(Stored data)
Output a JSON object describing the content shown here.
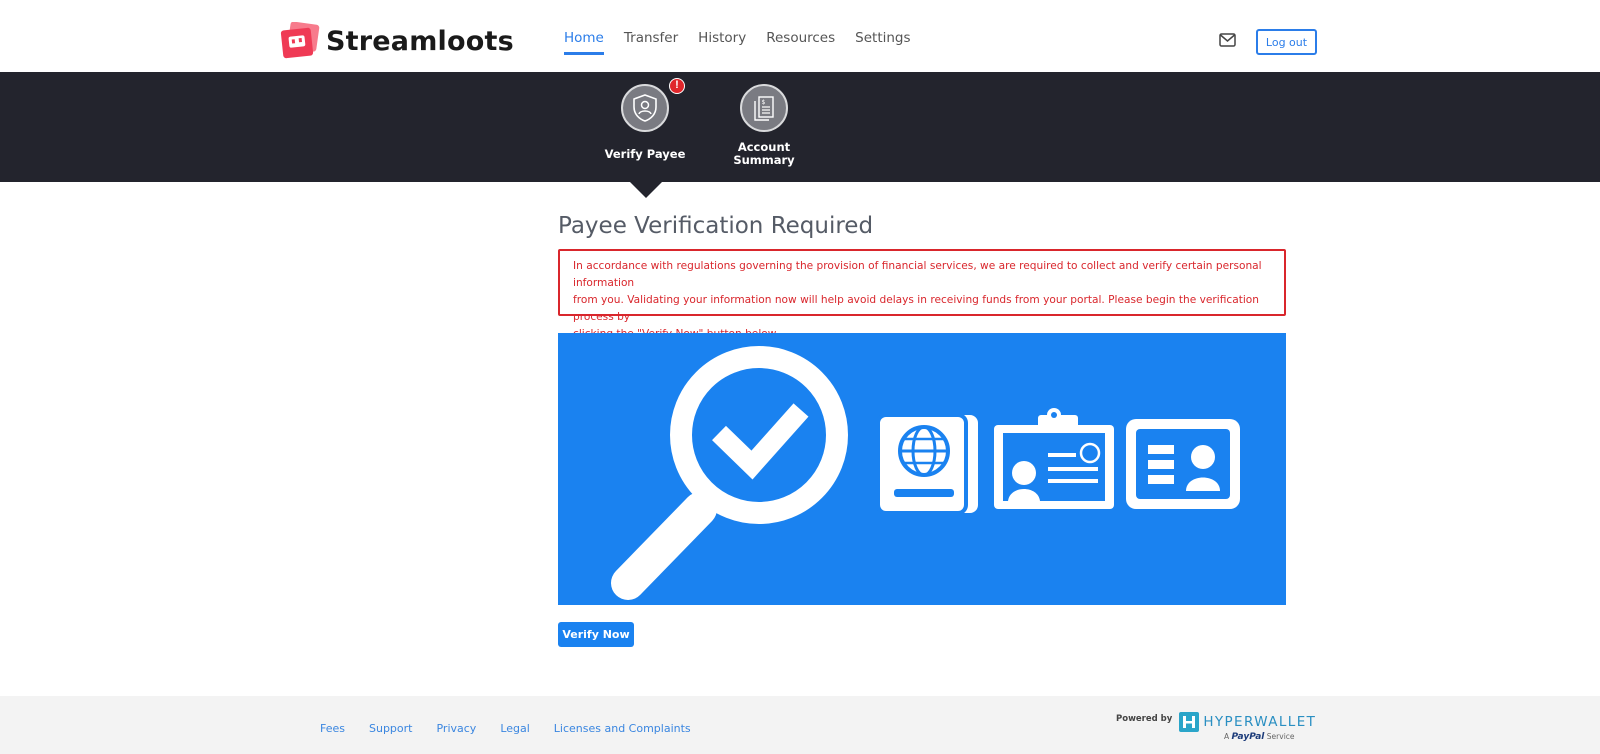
{
  "app": {
    "brand": "Streamloots"
  },
  "nav": {
    "items": [
      {
        "label": "Home",
        "active": true
      },
      {
        "label": "Transfer",
        "active": false
      },
      {
        "label": "History",
        "active": false
      },
      {
        "label": "Resources",
        "active": false
      },
      {
        "label": "Settings",
        "active": false
      }
    ]
  },
  "header": {
    "logout_label": "Log out",
    "mail_icon": "mail-icon"
  },
  "steps": [
    {
      "label": "Verify Payee",
      "icon": "shield-user-icon",
      "alert": "!"
    },
    {
      "label_line1": "Account",
      "label_line2": "Summary",
      "icon": "document-icon"
    }
  ],
  "main": {
    "title": "Payee Verification Required",
    "notice_line1": "In accordance with regulations governing the provision of financial services, we are required to collect and verify certain personal information",
    "notice_line2": "from you. Validating your information now will help avoid delays in receiving funds from your portal. Please begin the verification process by",
    "notice_line3": "clicking the \"Verify Now\" button below.",
    "verify_button": "Verify Now"
  },
  "footer": {
    "links": [
      "Fees",
      "Support",
      "Privacy",
      "Legal",
      "Licenses and Complaints"
    ],
    "powered_by": "Powered by",
    "provider": "HYPERWALLET",
    "paypal_prefix": "A",
    "paypal_brand": "PayPal",
    "paypal_suffix": "Service"
  },
  "colors": {
    "accent": "#2b7de9",
    "hero_blue": "#1a82f0",
    "alert_red": "#d9262c",
    "dark_bar": "#23242d",
    "brand_logo": "#ef3a55"
  }
}
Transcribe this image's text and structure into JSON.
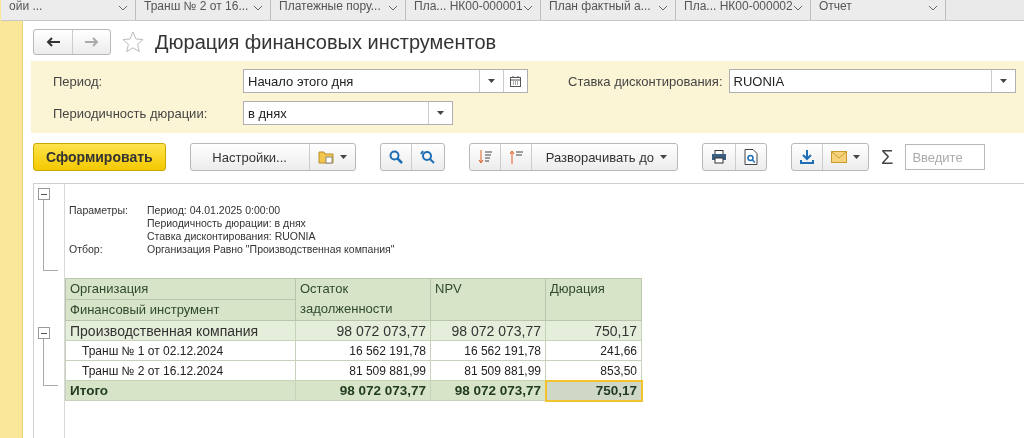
{
  "tabs": [
    {
      "label": "ойи ...",
      "selected": false
    },
    {
      "label": "Транш № 2 от 16...",
      "selected": false
    },
    {
      "label": "Платежные пору...",
      "selected": false
    },
    {
      "label": "Пла... НК00-000001",
      "selected": false
    },
    {
      "label": "План фактный а...",
      "selected": false
    },
    {
      "label": "Пла... НК00-000002",
      "selected": false
    },
    {
      "label": "Отчет",
      "selected": false
    }
  ],
  "window": {
    "title": "Дюрация финансовых инструментов",
    "favorite": false
  },
  "filters": {
    "period": {
      "label": "Период:",
      "value": "Начало этого дня"
    },
    "rate": {
      "label": "Ставка дисконтирования:",
      "value": "RUONIA"
    },
    "periodicity": {
      "label": "Периодичность дюрации:",
      "value": "в днях"
    }
  },
  "toolbar": {
    "generate": "Сформировать",
    "settings": "Настройки...",
    "expand_to": "Разворачивать до",
    "sum": "Σ",
    "search": {
      "placeholder": "Введите"
    }
  },
  "report": {
    "params_expanded": true,
    "params": [
      {
        "key": "Параметры:",
        "value": "Период: 04.01.2025 0:00:00"
      },
      {
        "value": "Периодичность дюрации: в днях"
      },
      {
        "value": "Ставка дисконтирования: RUONIA"
      },
      {
        "key": "Отбор:",
        "value": "Организация Равно \"Производственная компания\""
      }
    ],
    "columns": [
      {
        "lines": [
          "Организация",
          "Финансовый инструмент"
        ]
      },
      {
        "lines": [
          "Остаток",
          "задолженности"
        ]
      },
      {
        "lines": [
          "NPV"
        ]
      },
      {
        "lines": [
          "Дюрация"
        ]
      }
    ],
    "rows": [
      {
        "kind": "group",
        "expanded": true,
        "label": "Производственная компания",
        "values": [
          {
            "text": "98 072 073,77",
            "selected": false
          },
          {
            "text": "98 072 073,77",
            "selected": false
          },
          {
            "text": "750,17",
            "selected": false
          }
        ]
      },
      {
        "kind": "item",
        "label": "Транш № 1 от 02.12.2024",
        "values": [
          {
            "text": "16 562 191,78",
            "selected": false
          },
          {
            "text": "16 562 191,78",
            "selected": false
          },
          {
            "text": "241,66",
            "selected": false
          }
        ]
      },
      {
        "kind": "item",
        "label": "Транш № 2 от 16.12.2024",
        "values": [
          {
            "text": "81 509 881,99",
            "selected": false
          },
          {
            "text": "81 509 881,99",
            "selected": false
          },
          {
            "text": "853,50",
            "selected": false
          }
        ]
      },
      {
        "kind": "total",
        "label": "Итого",
        "values": [
          {
            "text": "98 072 073,77",
            "selected": false
          },
          {
            "text": "98 072 073,77",
            "selected": false
          },
          {
            "text": "750,17",
            "selected": true
          }
        ]
      }
    ]
  }
}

• Goal:
All of the entries need to be transcribed word for word; pictures are left out.

• Written solution:
Output a JSON object describing the content shown here.
{
  "app": {
    "brand": "Streamloots"
  },
  "nav": {
    "items": [
      {
        "label": "Home",
        "active": true
      },
      {
        "label": "Transfer",
        "active": false
      },
      {
        "label": "History",
        "active": false
      },
      {
        "label": "Resources",
        "active": false
      },
      {
        "label": "Settings",
        "active": false
      }
    ]
  },
  "header": {
    "logout_label": "Log out",
    "mail_icon": "mail-icon"
  },
  "steps": [
    {
      "label": "Verify Payee",
      "icon": "shield-user-icon",
      "alert": "!"
    },
    {
      "label_line1": "Account",
      "label_line2": "Summary",
      "icon": "document-icon"
    }
  ],
  "main": {
    "title": "Payee Verification Required",
    "notice_line1": "In accordance with regulations governing the provision of financial services, we are required to collect and verify certain personal information",
    "notice_line2": "from you. Validating your information now will help avoid delays in receiving funds from your portal. Please begin the verification process by",
    "notice_line3": "clicking the \"Verify Now\" button below.",
    "verify_button": "Verify Now"
  },
  "footer": {
    "links": [
      "Fees",
      "Support",
      "Privacy",
      "Legal",
      "Licenses and Complaints"
    ],
    "powered_by": "Powered by",
    "provider": "HYPERWALLET",
    "paypal_prefix": "A",
    "paypal_brand": "PayPal",
    "paypal_suffix": "Service"
  },
  "colors": {
    "accent": "#2b7de9",
    "hero_blue": "#1a82f0",
    "alert_red": "#d9262c",
    "dark_bar": "#23242d",
    "brand_logo": "#ef3a55"
  }
}
Transcribe this image's text and structure into JSON.
{
  "tabs": [
    {
      "label": "ойи ...",
      "selected": false
    },
    {
      "label": "Транш № 2 от 16...",
      "selected": false
    },
    {
      "label": "Платежные пору...",
      "selected": false
    },
    {
      "label": "Пла... НК00-000001",
      "selected": false
    },
    {
      "label": "План фактный а...",
      "selected": false
    },
    {
      "label": "Пла... НК00-000002",
      "selected": false
    },
    {
      "label": "Отчет",
      "selected": false
    }
  ],
  "window": {
    "title": "Дюрация финансовых инструментов",
    "favorite": false
  },
  "filters": {
    "period": {
      "label": "Период:",
      "value": "Начало этого дня"
    },
    "rate": {
      "label": "Ставка дисконтирования:",
      "value": "RUONIA"
    },
    "periodicity": {
      "label": "Периодичность дюрации:",
      "value": "в днях"
    }
  },
  "toolbar": {
    "generate": "Сформировать",
    "settings": "Настройки...",
    "expand_to": "Разворачивать до",
    "sum": "Σ",
    "search": {
      "placeholder": "Введите"
    }
  },
  "report": {
    "params_expanded": true,
    "params": [
      {
        "key": "Параметры:",
        "value": "Период: 04.01.2025 0:00:00"
      },
      {
        "value": "Периодичность дюрации: в днях"
      },
      {
        "value": "Ставка дисконтирования: RUONIA"
      },
      {
        "key": "Отбор:",
        "value": "Организация Равно \"Производственная компания\""
      }
    ],
    "columns": [
      {
        "lines": [
          "Организация",
          "Финансовый инструмент"
        ]
      },
      {
        "lines": [
          "Остаток",
          "задолженности"
        ]
      },
      {
        "lines": [
          "NPV"
        ]
      },
      {
        "lines": [
          "Дюрация"
        ]
      }
    ],
    "rows": [
      {
        "kind": "group",
        "expanded": true,
        "label": "Производственная компания",
        "values": [
          {
            "text": "98 072 073,77",
            "selected": false
          },
          {
            "text": "98 072 073,77",
            "selected": false
          },
          {
            "text": "750,17",
            "selected": false
          }
        ]
      },
      {
        "kind": "item",
        "label": "Транш № 1 от 02.12.2024",
        "values": [
          {
            "text": "16 562 191,78",
            "selected": false
          },
          {
            "text": "16 562 191,78",
            "selected": false
          },
          {
            "text": "241,66",
            "selected": false
          }
        ]
      },
      {
        "kind": "item",
        "label": "Транш № 2 от 16.12.2024",
        "values": [
          {
            "text": "81 509 881,99",
            "selected": false
          },
          {
            "text": "81 509 881,99",
            "selected": false
          },
          {
            "text": "853,50",
            "selected": false
          }
        ]
      },
      {
        "kind": "total",
        "label": "Итого",
        "values": [
          {
            "text": "98 072 073,77",
            "selected": false
          },
          {
            "text": "98 072 073,77",
            "selected": false
          },
          {
            "text": "750,17",
            "selected": true
          }
        ]
      }
    ]
  }
}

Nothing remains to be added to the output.